▶ _Material for the task_:
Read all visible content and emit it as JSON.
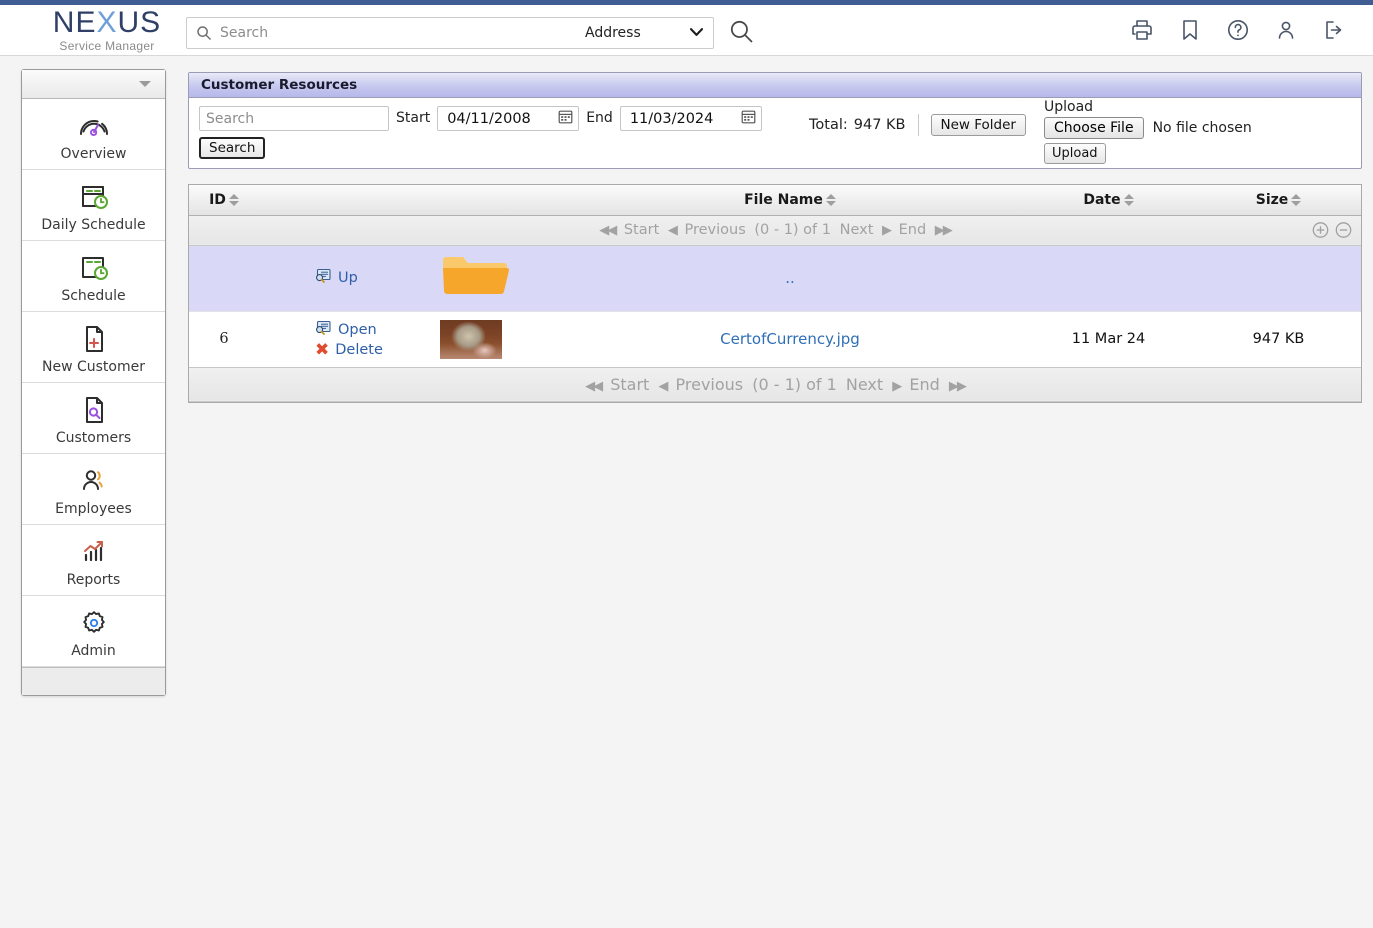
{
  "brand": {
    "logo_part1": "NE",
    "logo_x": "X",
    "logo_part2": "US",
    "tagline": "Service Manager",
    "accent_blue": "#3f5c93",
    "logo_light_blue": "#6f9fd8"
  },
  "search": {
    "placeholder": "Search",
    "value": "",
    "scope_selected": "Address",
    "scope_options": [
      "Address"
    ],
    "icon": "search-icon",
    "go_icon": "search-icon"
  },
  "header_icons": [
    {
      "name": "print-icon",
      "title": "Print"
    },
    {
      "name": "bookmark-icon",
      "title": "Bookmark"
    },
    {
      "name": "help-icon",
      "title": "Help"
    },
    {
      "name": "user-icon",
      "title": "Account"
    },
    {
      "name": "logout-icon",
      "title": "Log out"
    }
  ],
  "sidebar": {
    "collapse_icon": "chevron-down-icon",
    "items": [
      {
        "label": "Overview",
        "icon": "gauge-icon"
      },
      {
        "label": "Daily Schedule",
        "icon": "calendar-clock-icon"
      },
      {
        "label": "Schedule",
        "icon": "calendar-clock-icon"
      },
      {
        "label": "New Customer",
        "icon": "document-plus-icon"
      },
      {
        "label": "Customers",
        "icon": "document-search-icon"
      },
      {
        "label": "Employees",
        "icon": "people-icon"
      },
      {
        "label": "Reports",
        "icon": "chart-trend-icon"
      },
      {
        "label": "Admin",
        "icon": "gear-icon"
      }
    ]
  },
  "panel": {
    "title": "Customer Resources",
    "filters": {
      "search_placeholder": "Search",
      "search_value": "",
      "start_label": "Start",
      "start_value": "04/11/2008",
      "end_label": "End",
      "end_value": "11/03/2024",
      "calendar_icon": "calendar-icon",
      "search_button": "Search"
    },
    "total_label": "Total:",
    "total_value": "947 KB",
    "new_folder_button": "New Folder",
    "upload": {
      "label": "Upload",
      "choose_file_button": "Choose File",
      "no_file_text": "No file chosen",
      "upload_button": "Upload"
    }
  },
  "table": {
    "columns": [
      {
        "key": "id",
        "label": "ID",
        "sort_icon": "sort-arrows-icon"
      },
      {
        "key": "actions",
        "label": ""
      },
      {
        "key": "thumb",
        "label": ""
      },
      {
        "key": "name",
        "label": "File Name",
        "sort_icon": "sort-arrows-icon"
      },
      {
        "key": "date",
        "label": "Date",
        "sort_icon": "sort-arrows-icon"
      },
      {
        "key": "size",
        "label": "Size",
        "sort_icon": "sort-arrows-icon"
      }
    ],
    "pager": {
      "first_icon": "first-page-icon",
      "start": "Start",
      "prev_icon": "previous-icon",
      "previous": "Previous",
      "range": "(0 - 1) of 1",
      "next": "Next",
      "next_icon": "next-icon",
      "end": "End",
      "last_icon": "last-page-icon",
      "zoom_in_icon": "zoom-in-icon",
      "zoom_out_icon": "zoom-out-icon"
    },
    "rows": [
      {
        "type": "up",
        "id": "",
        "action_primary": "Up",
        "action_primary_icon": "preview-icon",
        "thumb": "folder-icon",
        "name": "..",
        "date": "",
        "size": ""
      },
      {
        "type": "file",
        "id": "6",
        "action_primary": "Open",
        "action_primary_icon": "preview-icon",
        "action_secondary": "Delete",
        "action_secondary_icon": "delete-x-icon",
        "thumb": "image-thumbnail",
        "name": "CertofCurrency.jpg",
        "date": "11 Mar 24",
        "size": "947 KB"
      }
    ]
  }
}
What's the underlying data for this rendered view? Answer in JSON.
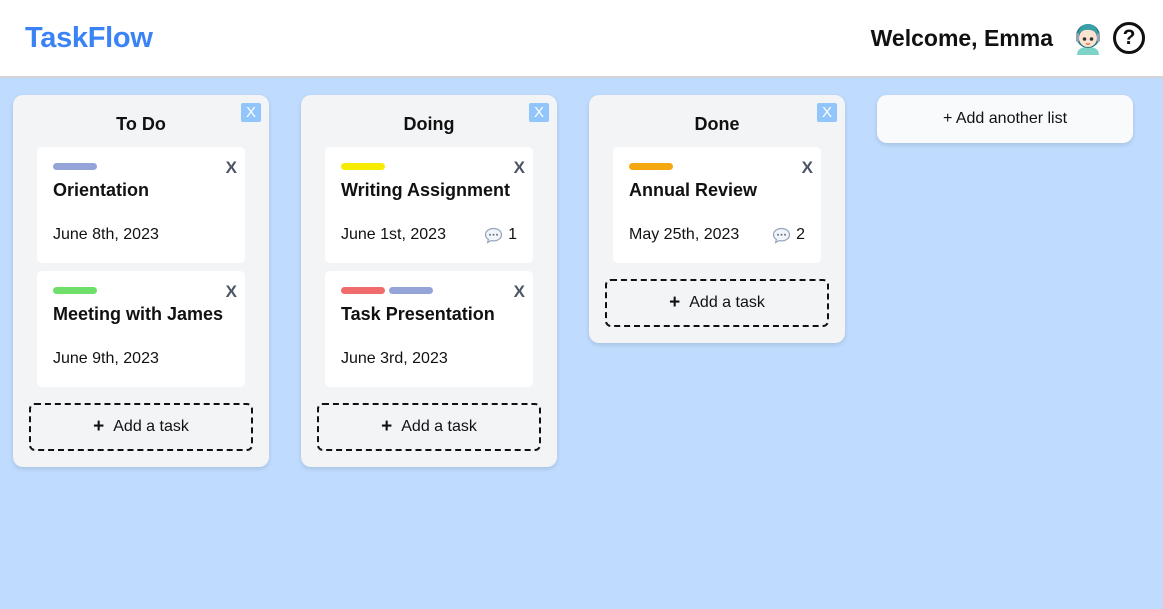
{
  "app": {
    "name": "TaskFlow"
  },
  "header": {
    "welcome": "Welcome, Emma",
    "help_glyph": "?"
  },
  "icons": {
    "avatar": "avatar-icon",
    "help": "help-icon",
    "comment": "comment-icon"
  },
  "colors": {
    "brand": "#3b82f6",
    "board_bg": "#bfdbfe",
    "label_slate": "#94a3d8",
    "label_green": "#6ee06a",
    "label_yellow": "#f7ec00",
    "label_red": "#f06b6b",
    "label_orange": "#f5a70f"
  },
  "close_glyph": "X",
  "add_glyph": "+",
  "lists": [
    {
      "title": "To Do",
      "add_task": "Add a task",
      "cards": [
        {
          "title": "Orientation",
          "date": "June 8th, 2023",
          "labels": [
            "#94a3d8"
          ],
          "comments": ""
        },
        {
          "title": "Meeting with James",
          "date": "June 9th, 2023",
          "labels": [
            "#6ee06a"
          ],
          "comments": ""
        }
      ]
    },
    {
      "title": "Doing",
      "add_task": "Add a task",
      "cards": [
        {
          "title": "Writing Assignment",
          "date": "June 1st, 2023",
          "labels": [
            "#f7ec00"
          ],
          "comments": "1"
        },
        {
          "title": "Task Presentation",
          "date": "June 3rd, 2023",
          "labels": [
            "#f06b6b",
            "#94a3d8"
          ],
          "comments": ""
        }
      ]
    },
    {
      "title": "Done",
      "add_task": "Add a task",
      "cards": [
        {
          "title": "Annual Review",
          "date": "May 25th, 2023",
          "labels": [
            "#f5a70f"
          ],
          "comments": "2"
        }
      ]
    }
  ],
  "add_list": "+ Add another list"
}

▶ _Task details_:
Your task is to reproduce all of the material exactly. The pictures stay out.

▶ _The reply_:
Read all visible content and emit it as JSON.
{
  "brand": {
    "logo_part1": "NE",
    "logo_x": "X",
    "logo_part2": "US",
    "tagline": "Service Manager",
    "accent_blue": "#3f5c93",
    "logo_light_blue": "#6f9fd8"
  },
  "search": {
    "placeholder": "Search",
    "value": "",
    "scope_selected": "Address",
    "scope_options": [
      "Address"
    ],
    "icon": "search-icon",
    "go_icon": "search-icon"
  },
  "header_icons": [
    {
      "name": "print-icon",
      "title": "Print"
    },
    {
      "name": "bookmark-icon",
      "title": "Bookmark"
    },
    {
      "name": "help-icon",
      "title": "Help"
    },
    {
      "name": "user-icon",
      "title": "Account"
    },
    {
      "name": "logout-icon",
      "title": "Log out"
    }
  ],
  "sidebar": {
    "collapse_icon": "chevron-down-icon",
    "items": [
      {
        "label": "Overview",
        "icon": "gauge-icon"
      },
      {
        "label": "Daily Schedule",
        "icon": "calendar-clock-icon"
      },
      {
        "label": "Schedule",
        "icon": "calendar-clock-icon"
      },
      {
        "label": "New Customer",
        "icon": "document-plus-icon"
      },
      {
        "label": "Customers",
        "icon": "document-search-icon"
      },
      {
        "label": "Employees",
        "icon": "people-icon"
      },
      {
        "label": "Reports",
        "icon": "chart-trend-icon"
      },
      {
        "label": "Admin",
        "icon": "gear-icon"
      }
    ]
  },
  "panel": {
    "title": "Customer Resources",
    "filters": {
      "search_placeholder": "Search",
      "search_value": "",
      "start_label": "Start",
      "start_value": "04/11/2008",
      "end_label": "End",
      "end_value": "11/03/2024",
      "calendar_icon": "calendar-icon",
      "search_button": "Search"
    },
    "total_label": "Total:",
    "total_value": "947 KB",
    "new_folder_button": "New Folder",
    "upload": {
      "label": "Upload",
      "choose_file_button": "Choose File",
      "no_file_text": "No file chosen",
      "upload_button": "Upload"
    }
  },
  "table": {
    "columns": [
      {
        "key": "id",
        "label": "ID",
        "sort_icon": "sort-arrows-icon"
      },
      {
        "key": "actions",
        "label": ""
      },
      {
        "key": "thumb",
        "label": ""
      },
      {
        "key": "name",
        "label": "File Name",
        "sort_icon": "sort-arrows-icon"
      },
      {
        "key": "date",
        "label": "Date",
        "sort_icon": "sort-arrows-icon"
      },
      {
        "key": "size",
        "label": "Size",
        "sort_icon": "sort-arrows-icon"
      }
    ],
    "pager": {
      "first_icon": "first-page-icon",
      "start": "Start",
      "prev_icon": "previous-icon",
      "previous": "Previous",
      "range": "(0 - 1) of 1",
      "next": "Next",
      "next_icon": "next-icon",
      "end": "End",
      "last_icon": "last-page-icon",
      "zoom_in_icon": "zoom-in-icon",
      "zoom_out_icon": "zoom-out-icon"
    },
    "rows": [
      {
        "type": "up",
        "id": "",
        "action_primary": "Up",
        "action_primary_icon": "preview-icon",
        "thumb": "folder-icon",
        "name": "..",
        "date": "",
        "size": ""
      },
      {
        "type": "file",
        "id": "6",
        "action_primary": "Open",
        "action_primary_icon": "preview-icon",
        "action_secondary": "Delete",
        "action_secondary_icon": "delete-x-icon",
        "thumb": "image-thumbnail",
        "name": "CertofCurrency.jpg",
        "date": "11 Mar 24",
        "size": "947 KB"
      }
    ]
  }
}
What's the underlying data for this rendered view? Answer in JSON.
{
  "app": {
    "name": "TaskFlow"
  },
  "header": {
    "welcome": "Welcome, Emma",
    "help_glyph": "?"
  },
  "icons": {
    "avatar": "avatar-icon",
    "help": "help-icon",
    "comment": "comment-icon"
  },
  "colors": {
    "brand": "#3b82f6",
    "board_bg": "#bfdbfe",
    "label_slate": "#94a3d8",
    "label_green": "#6ee06a",
    "label_yellow": "#f7ec00",
    "label_red": "#f06b6b",
    "label_orange": "#f5a70f"
  },
  "close_glyph": "X",
  "add_glyph": "+",
  "lists": [
    {
      "title": "To Do",
      "add_task": "Add a task",
      "cards": [
        {
          "title": "Orientation",
          "date": "June 8th, 2023",
          "labels": [
            "#94a3d8"
          ],
          "comments": ""
        },
        {
          "title": "Meeting with James",
          "date": "June 9th, 2023",
          "labels": [
            "#6ee06a"
          ],
          "comments": ""
        }
      ]
    },
    {
      "title": "Doing",
      "add_task": "Add a task",
      "cards": [
        {
          "title": "Writing Assignment",
          "date": "June 1st, 2023",
          "labels": [
            "#f7ec00"
          ],
          "comments": "1"
        },
        {
          "title": "Task Presentation",
          "date": "June 3rd, 2023",
          "labels": [
            "#f06b6b",
            "#94a3d8"
          ],
          "comments": ""
        }
      ]
    },
    {
      "title": "Done",
      "add_task": "Add a task",
      "cards": [
        {
          "title": "Annual Review",
          "date": "May 25th, 2023",
          "labels": [
            "#f5a70f"
          ],
          "comments": "2"
        }
      ]
    }
  ],
  "add_list": "+ Add another list"
}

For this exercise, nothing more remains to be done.